Records supplied:
--- START ---
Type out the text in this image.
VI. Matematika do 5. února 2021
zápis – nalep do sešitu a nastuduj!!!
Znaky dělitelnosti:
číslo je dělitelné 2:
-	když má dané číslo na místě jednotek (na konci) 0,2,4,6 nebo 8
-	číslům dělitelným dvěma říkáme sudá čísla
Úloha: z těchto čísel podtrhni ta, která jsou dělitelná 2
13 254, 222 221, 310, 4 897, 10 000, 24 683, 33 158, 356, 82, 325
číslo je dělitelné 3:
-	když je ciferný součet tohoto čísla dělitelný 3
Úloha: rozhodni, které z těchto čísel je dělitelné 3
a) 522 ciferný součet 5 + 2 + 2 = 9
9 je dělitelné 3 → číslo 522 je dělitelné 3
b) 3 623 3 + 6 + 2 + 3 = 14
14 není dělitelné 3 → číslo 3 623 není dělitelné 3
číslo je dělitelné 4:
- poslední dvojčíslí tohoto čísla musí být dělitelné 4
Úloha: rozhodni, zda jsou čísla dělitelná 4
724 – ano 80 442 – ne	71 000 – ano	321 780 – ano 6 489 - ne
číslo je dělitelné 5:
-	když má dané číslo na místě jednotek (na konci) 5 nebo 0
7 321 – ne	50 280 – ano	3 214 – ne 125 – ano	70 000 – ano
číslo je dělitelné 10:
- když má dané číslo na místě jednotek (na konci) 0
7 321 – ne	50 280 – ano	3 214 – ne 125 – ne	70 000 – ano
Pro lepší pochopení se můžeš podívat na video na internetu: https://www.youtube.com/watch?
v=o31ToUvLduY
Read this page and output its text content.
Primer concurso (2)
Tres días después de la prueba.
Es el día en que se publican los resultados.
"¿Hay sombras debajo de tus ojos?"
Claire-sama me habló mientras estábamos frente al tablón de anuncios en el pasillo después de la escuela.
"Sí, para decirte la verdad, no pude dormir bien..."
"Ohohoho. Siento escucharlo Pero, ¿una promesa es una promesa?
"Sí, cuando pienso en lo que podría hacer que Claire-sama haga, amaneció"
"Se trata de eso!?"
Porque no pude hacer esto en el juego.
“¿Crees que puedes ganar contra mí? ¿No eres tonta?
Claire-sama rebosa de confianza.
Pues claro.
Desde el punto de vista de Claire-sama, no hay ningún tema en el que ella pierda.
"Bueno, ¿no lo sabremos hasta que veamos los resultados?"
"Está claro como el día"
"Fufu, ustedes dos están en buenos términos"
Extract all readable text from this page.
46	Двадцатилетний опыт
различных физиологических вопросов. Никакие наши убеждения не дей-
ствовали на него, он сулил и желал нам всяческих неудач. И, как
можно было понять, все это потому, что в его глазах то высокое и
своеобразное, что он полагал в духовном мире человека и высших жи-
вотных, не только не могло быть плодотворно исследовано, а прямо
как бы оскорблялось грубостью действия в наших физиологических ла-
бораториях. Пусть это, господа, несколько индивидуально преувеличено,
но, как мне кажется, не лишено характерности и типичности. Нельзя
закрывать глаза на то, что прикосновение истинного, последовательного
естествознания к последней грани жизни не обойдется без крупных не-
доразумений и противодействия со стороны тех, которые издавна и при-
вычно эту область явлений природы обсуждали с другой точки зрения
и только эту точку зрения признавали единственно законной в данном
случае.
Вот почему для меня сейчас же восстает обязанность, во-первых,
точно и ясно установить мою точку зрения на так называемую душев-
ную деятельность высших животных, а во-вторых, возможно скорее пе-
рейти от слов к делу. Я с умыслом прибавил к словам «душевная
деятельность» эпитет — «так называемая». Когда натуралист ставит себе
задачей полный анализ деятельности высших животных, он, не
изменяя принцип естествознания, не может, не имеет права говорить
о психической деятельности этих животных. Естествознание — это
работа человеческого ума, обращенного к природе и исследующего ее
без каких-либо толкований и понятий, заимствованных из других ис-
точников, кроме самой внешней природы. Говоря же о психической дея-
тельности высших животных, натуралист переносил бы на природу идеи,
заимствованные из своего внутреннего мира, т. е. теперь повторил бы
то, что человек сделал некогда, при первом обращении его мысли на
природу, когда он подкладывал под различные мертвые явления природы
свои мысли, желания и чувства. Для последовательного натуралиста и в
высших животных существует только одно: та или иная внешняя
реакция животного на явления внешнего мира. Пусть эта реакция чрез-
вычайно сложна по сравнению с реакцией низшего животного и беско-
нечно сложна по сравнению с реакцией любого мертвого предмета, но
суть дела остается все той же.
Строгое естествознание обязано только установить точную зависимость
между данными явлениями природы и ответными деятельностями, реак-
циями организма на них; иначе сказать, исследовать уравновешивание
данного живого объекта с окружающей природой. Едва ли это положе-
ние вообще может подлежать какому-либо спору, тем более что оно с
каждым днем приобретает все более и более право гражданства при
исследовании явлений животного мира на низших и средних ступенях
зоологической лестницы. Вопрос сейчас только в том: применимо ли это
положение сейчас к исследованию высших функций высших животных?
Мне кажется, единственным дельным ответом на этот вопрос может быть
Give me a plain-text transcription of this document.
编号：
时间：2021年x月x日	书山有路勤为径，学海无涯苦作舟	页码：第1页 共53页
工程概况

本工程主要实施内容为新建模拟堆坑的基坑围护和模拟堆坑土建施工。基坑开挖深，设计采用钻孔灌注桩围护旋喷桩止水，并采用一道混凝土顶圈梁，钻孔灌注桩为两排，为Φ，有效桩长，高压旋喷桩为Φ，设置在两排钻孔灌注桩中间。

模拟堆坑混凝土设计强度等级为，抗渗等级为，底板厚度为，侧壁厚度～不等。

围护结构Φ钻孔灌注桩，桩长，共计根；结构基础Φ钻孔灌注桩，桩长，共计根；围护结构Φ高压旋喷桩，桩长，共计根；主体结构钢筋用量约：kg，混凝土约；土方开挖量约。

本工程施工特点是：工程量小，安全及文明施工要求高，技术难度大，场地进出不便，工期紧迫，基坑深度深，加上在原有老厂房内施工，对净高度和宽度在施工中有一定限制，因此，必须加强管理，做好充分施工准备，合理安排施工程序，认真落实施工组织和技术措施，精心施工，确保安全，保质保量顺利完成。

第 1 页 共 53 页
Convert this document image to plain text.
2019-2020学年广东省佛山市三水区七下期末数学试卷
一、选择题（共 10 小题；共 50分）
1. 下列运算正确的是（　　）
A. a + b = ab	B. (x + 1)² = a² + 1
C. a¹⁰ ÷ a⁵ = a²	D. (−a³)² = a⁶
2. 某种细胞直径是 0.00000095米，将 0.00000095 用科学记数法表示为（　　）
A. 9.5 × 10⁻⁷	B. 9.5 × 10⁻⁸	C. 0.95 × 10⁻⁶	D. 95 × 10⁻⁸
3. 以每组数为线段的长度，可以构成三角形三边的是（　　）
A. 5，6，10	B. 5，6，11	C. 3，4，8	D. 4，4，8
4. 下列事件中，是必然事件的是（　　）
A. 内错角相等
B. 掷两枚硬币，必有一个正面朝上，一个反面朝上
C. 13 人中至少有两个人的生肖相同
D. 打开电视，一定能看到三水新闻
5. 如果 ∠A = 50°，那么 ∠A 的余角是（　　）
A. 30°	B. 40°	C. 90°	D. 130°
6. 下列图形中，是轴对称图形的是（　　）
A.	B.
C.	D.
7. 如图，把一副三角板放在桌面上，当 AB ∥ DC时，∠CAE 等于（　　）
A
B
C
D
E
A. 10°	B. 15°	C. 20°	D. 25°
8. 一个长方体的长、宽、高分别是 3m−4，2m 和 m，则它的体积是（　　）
--- END ---
Problem to solve:
Reproduce the listing above exactly from the line containing "Convert this document image to plain text." through its last line, with both of those lines included.

Answer to the task:
Convert this document image to plain text.
2019-2020学年广东省佛山市三水区七下期末数学试卷
一、选择题（共 10 小题；共 50分）
1. 下列运算正确的是（　　）
A. a + b = ab	B. (x + 1)² = a² + 1
C. a¹⁰ ÷ a⁵ = a²	D. (−a³)² = a⁶
2. 某种细胞直径是 0.00000095米，将 0.00000095 用科学记数法表示为（　　）
A. 9.5 × 10⁻⁷	B. 9.5 × 10⁻⁸	C. 0.95 × 10⁻⁶	D. 95 × 10⁻⁸
3. 以每组数为线段的长度，可以构成三角形三边的是（　　）
A. 5，6，10	B. 5，6，11	C. 3，4，8	D. 4，4，8
4. 下列事件中，是必然事件的是（　　）
A. 内错角相等
B. 掷两枚硬币，必有一个正面朝上，一个反面朝上
C. 13 人中至少有两个人的生肖相同
D. 打开电视，一定能看到三水新闻
5. 如果 ∠A = 50°，那么 ∠A 的余角是（　　）
A. 30°	B. 40°	C. 90°	D. 130°
6. 下列图形中，是轴对称图形的是（　　）
A.	B.
C.	D.
7. 如图，把一副三角板放在桌面上，当 AB ∥ DC时，∠CAE 等于（　　）
A
B
C
D
E
A. 10°	B. 15°	C. 20°	D. 25°
8. 一个长方体的长、宽、高分别是 3m−4，2m 和 m，则它的体积是（　　）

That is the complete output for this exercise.